Stored items from a collection:
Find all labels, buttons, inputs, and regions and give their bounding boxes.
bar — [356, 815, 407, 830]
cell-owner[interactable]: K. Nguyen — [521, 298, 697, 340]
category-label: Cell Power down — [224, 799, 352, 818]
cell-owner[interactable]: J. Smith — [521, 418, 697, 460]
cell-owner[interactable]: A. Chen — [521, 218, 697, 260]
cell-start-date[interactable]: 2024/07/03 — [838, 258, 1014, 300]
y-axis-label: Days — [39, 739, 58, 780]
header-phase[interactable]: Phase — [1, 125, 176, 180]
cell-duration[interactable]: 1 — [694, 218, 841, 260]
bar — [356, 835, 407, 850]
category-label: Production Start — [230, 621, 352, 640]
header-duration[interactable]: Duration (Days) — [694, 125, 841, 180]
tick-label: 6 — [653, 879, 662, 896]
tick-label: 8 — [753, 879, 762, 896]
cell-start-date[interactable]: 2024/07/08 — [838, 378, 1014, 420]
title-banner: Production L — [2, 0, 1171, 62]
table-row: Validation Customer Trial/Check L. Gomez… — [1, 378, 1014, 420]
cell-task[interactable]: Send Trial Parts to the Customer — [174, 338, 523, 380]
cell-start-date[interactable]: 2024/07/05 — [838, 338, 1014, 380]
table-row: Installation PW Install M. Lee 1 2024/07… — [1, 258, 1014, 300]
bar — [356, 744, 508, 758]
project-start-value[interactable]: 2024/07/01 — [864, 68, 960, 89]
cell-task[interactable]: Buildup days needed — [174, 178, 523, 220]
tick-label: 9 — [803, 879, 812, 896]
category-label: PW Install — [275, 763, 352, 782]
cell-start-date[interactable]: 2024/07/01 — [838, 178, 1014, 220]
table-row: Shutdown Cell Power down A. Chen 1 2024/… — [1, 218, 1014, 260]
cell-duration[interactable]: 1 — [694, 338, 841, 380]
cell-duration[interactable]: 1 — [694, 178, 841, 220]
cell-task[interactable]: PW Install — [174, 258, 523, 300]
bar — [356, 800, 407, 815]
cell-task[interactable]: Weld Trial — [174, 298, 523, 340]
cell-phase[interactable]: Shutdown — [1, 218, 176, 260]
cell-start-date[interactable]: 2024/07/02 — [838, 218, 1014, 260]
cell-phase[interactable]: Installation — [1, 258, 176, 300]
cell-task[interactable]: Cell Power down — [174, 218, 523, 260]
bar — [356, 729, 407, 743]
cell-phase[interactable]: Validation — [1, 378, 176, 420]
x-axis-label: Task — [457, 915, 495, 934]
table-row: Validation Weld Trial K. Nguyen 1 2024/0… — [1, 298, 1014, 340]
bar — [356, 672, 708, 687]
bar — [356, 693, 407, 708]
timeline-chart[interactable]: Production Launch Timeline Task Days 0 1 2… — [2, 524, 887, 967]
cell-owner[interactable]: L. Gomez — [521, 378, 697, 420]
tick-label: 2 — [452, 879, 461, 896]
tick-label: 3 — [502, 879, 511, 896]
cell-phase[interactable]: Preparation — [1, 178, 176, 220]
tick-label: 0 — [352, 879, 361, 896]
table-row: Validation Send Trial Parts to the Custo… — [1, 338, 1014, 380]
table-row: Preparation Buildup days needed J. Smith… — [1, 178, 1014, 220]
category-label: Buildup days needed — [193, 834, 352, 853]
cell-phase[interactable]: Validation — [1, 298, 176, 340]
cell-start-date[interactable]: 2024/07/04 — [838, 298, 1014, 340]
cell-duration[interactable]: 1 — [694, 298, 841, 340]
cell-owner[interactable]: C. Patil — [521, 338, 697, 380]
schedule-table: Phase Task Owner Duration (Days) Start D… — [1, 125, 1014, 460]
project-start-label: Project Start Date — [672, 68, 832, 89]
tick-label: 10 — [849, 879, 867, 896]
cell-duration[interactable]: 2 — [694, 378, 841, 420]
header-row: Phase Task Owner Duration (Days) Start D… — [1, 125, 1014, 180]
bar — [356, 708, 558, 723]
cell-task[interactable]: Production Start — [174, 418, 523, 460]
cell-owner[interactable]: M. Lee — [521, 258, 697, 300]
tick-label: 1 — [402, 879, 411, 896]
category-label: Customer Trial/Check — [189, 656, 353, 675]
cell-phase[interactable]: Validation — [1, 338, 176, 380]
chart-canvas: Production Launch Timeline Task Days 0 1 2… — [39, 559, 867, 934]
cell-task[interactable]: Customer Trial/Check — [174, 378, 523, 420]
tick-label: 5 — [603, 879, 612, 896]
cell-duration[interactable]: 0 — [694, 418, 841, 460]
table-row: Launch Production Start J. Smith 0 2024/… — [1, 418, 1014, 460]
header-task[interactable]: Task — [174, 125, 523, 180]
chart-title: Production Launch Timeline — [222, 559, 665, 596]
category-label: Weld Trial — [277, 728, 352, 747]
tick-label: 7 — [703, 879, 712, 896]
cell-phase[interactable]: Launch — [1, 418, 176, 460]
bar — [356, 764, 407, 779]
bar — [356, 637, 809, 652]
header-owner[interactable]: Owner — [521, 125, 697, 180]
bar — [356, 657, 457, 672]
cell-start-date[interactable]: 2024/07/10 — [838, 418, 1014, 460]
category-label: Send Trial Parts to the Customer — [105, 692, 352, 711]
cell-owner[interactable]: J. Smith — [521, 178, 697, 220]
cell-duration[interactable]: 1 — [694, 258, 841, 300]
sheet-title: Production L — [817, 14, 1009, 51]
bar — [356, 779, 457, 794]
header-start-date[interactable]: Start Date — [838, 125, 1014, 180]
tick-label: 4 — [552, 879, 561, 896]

WRITTEN PROBLEM: Can you retype every one of the entries above, line for line and without changing anything?

TASK ANSWER:
Find all labels, buttons, inputs, and regions and give their bounding boxes.
bar — [356, 815, 407, 830]
cell-owner[interactable]: K. Nguyen — [521, 298, 697, 340]
category-label: Cell Power down — [224, 799, 352, 818]
cell-owner[interactable]: J. Smith — [521, 418, 697, 460]
cell-owner[interactable]: A. Chen — [521, 218, 697, 260]
cell-start-date[interactable]: 2024/07/03 — [838, 258, 1014, 300]
y-axis-label: Days — [39, 739, 58, 780]
header-phase[interactable]: Phase — [1, 125, 176, 180]
cell-duration[interactable]: 1 — [694, 218, 841, 260]
bar — [356, 835, 407, 850]
category-label: Production Start — [230, 621, 352, 640]
header-duration[interactable]: Duration (Days) — [694, 125, 841, 180]
tick-label: 6 — [653, 879, 662, 896]
tick-label: 8 — [753, 879, 762, 896]
cell-start-date[interactable]: 2024/07/08 — [838, 378, 1014, 420]
title-banner: Production L — [2, 0, 1171, 62]
table-row: Validation Customer Trial/Check L. Gomez… — [1, 378, 1014, 420]
cell-task[interactable]: Send Trial Parts to the Customer — [174, 338, 523, 380]
cell-start-date[interactable]: 2024/07/05 — [838, 338, 1014, 380]
table-row: Installation PW Install M. Lee 1 2024/07… — [1, 258, 1014, 300]
bar — [356, 744, 508, 758]
project-start-value[interactable]: 2024/07/01 — [864, 68, 960, 89]
cell-task[interactable]: Buildup days needed — [174, 178, 523, 220]
tick-label: 9 — [803, 879, 812, 896]
category-label: PW Install — [275, 763, 352, 782]
cell-start-date[interactable]: 2024/07/01 — [838, 178, 1014, 220]
table-row: Shutdown Cell Power down A. Chen 1 2024/… — [1, 218, 1014, 260]
cell-duration[interactable]: 1 — [694, 338, 841, 380]
cell-duration[interactable]: 1 — [694, 178, 841, 220]
cell-task[interactable]: PW Install — [174, 258, 523, 300]
bar — [356, 800, 407, 815]
cell-task[interactable]: Weld Trial — [174, 298, 523, 340]
cell-phase[interactable]: Shutdown — [1, 218, 176, 260]
cell-start-date[interactable]: 2024/07/02 — [838, 218, 1014, 260]
cell-phase[interactable]: Installation — [1, 258, 176, 300]
cell-task[interactable]: Cell Power down — [174, 218, 523, 260]
bar — [356, 729, 407, 743]
cell-phase[interactable]: Validation — [1, 378, 176, 420]
x-axis-label: Task — [457, 915, 495, 934]
table-row: Validation Weld Trial K. Nguyen 1 2024/0… — [1, 298, 1014, 340]
bar — [356, 672, 708, 687]
bar — [356, 693, 407, 708]
timeline-chart[interactable]: Production Launch Timeline Task Days 0 1 2… — [2, 524, 887, 967]
cell-owner[interactable]: L. Gomez — [521, 378, 697, 420]
tick-label: 2 — [452, 879, 461, 896]
tick-label: 3 — [502, 879, 511, 896]
cell-phase[interactable]: Preparation — [1, 178, 176, 220]
tick-label: 0 — [352, 879, 361, 896]
table-row: Validation Send Trial Parts to the Custo… — [1, 338, 1014, 380]
table-row: Preparation Buildup days needed J. Smith… — [1, 178, 1014, 220]
category-label: Buildup days needed — [193, 834, 352, 853]
cell-phase[interactable]: Validation — [1, 298, 176, 340]
cell-start-date[interactable]: 2024/07/04 — [838, 298, 1014, 340]
cell-duration[interactable]: 1 — [694, 298, 841, 340]
cell-owner[interactable]: C. Patil — [521, 338, 697, 380]
schedule-table: Phase Task Owner Duration (Days) Start D… — [1, 125, 1014, 460]
project-start-label: Project Start Date — [672, 68, 832, 89]
tick-label: 10 — [849, 879, 867, 896]
cell-duration[interactable]: 2 — [694, 378, 841, 420]
header-row: Phase Task Owner Duration (Days) Start D… — [1, 125, 1014, 180]
bar — [356, 708, 558, 723]
cell-task[interactable]: Production Start — [174, 418, 523, 460]
cell-owner[interactable]: M. Lee — [521, 258, 697, 300]
tick-label: 1 — [402, 879, 411, 896]
category-label: Customer Trial/Check — [189, 656, 353, 675]
cell-phase[interactable]: Validation — [1, 338, 176, 380]
chart-canvas: Production Launch Timeline Task Days 0 1 2… — [39, 559, 867, 934]
cell-task[interactable]: Customer Trial/Check — [174, 378, 523, 420]
tick-label: 5 — [603, 879, 612, 896]
cell-duration[interactable]: 0 — [694, 418, 841, 460]
table-row: Launch Production Start J. Smith 0 2024/… — [1, 418, 1014, 460]
header-task[interactable]: Task — [174, 125, 523, 180]
chart-title: Production Launch Timeline — [222, 559, 665, 596]
category-label: Weld Trial — [277, 728, 352, 747]
tick-label: 7 — [703, 879, 712, 896]
cell-phase[interactable]: Launch — [1, 418, 176, 460]
bar — [356, 764, 407, 779]
bar — [356, 637, 809, 652]
header-owner[interactable]: Owner — [521, 125, 697, 180]
bar — [356, 657, 457, 672]
cell-start-date[interactable]: 2024/07/10 — [838, 418, 1014, 460]
category-label: Send Trial Parts to the Customer — [105, 692, 352, 711]
cell-owner[interactable]: J. Smith — [521, 178, 697, 220]
cell-duration[interactable]: 1 — [694, 258, 841, 300]
sheet-title: Production L — [817, 14, 1009, 51]
bar — [356, 779, 457, 794]
header-start-date[interactable]: Start Date — [838, 125, 1014, 180]
tick-label: 4 — [552, 879, 561, 896]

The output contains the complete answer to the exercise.